═════ SOURCE MATERIAL
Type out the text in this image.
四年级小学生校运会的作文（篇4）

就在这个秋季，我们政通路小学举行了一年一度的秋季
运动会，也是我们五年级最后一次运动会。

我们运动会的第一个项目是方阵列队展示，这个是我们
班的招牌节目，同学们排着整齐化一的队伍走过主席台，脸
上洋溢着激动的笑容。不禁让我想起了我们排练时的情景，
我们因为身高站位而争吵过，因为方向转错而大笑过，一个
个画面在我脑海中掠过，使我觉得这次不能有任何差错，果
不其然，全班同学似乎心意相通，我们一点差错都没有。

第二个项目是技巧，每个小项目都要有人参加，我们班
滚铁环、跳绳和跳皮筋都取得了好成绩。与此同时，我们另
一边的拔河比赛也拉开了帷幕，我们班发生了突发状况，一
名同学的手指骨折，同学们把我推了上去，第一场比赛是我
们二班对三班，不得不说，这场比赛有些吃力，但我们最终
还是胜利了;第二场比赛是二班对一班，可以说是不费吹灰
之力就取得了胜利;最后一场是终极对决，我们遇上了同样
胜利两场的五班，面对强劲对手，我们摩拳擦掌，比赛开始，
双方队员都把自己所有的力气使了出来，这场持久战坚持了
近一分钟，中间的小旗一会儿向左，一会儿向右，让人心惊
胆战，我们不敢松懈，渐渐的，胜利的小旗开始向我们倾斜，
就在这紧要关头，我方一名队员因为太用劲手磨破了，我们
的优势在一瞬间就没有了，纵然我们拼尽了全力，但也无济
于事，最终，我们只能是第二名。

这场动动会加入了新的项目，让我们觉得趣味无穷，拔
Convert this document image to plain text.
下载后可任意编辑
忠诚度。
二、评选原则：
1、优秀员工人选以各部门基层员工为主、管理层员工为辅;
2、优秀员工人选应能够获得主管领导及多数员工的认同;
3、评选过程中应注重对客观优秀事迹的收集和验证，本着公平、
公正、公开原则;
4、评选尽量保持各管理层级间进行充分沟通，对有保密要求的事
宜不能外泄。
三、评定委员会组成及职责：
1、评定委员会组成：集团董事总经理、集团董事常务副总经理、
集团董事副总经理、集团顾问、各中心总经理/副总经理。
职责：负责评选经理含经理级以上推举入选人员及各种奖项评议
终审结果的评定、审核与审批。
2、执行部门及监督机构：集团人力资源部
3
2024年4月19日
══════════
» TASK BRIEF
Hand back the material above in full, exactly as written.

» PROBLEM SOLUTION
Type out the text in this image.
四年级小学生校运会的作文（篇4）

就在这个秋季，我们政通路小学举行了一年一度的秋季
运动会，也是我们五年级最后一次运动会。

我们运动会的第一个项目是方阵列队展示，这个是我们
班的招牌节目，同学们排着整齐化一的队伍走过主席台，脸
上洋溢着激动的笑容。不禁让我想起了我们排练时的情景，
我们因为身高站位而争吵过，因为方向转错而大笑过，一个
个画面在我脑海中掠过，使我觉得这次不能有任何差错，果
不其然，全班同学似乎心意相通，我们一点差错都没有。

第二个项目是技巧，每个小项目都要有人参加，我们班
滚铁环、跳绳和跳皮筋都取得了好成绩。与此同时，我们另
一边的拔河比赛也拉开了帷幕，我们班发生了突发状况，一
名同学的手指骨折，同学们把我推了上去，第一场比赛是我
们二班对三班，不得不说，这场比赛有些吃力，但我们最终
还是胜利了;第二场比赛是二班对一班，可以说是不费吹灰
之力就取得了胜利;最后一场是终极对决，我们遇上了同样
胜利两场的五班，面对强劲对手，我们摩拳擦掌，比赛开始，
双方队员都把自己所有的力气使了出来，这场持久战坚持了
近一分钟，中间的小旗一会儿向左，一会儿向右，让人心惊
胆战，我们不敢松懈，渐渐的，胜利的小旗开始向我们倾斜，
就在这紧要关头，我方一名队员因为太用劲手磨破了，我们
的优势在一瞬间就没有了，纵然我们拼尽了全力，但也无济
于事，最终，我们只能是第二名。

这场动动会加入了新的项目，让我们觉得趣味无穷，拔
Convert this document image to plain text.
下载后可任意编辑
忠诚度。
二、评选原则：
1、优秀员工人选以各部门基层员工为主、管理层员工为辅;
2、优秀员工人选应能够获得主管领导及多数员工的认同;
3、评选过程中应注重对客观优秀事迹的收集和验证，本着公平、
公正、公开原则;
4、评选尽量保持各管理层级间进行充分沟通，对有保密要求的事
宜不能外泄。
三、评定委员会组成及职责：
1、评定委员会组成：集团董事总经理、集团董事常务副总经理、
集团董事副总经理、集团顾问、各中心总经理/副总经理。
职责：负责评选经理含经理级以上推举入选人员及各种奖项评议
终审结果的评定、审核与审批。
2、执行部门及监督机构：集团人力资源部
3
2024年4月19日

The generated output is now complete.